» SHORT TASK: Lines holding the string "Cimento" are the ones to copy; find them all in the data.

Records contained in a dataset
= = = = = = =

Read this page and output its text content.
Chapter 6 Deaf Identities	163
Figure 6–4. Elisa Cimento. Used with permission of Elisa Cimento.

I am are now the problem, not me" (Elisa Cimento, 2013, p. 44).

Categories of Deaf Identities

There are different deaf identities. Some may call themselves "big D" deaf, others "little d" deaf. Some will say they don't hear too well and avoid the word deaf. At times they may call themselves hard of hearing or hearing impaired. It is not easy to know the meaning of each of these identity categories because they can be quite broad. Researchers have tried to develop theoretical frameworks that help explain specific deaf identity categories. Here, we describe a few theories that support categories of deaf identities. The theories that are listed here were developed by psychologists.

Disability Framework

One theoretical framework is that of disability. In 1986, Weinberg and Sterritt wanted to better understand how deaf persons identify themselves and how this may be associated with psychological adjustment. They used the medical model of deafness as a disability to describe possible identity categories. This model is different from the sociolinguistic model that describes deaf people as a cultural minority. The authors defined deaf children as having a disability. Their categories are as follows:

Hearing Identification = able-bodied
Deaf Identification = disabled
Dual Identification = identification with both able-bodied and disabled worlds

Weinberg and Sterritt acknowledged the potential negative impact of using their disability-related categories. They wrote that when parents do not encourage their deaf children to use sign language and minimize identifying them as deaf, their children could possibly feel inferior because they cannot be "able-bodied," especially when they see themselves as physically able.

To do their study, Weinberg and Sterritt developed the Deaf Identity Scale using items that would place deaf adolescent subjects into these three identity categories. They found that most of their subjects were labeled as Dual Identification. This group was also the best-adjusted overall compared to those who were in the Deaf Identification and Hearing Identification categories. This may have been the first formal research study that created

= = = = = = =

» SOLUTION TO THE EXERCISE:
Figure 6–4. Elisa Cimento. Used with permission of Elisa Cimento.
I am are now the problem, not me" (Elisa Cimento, 2013, p. 44).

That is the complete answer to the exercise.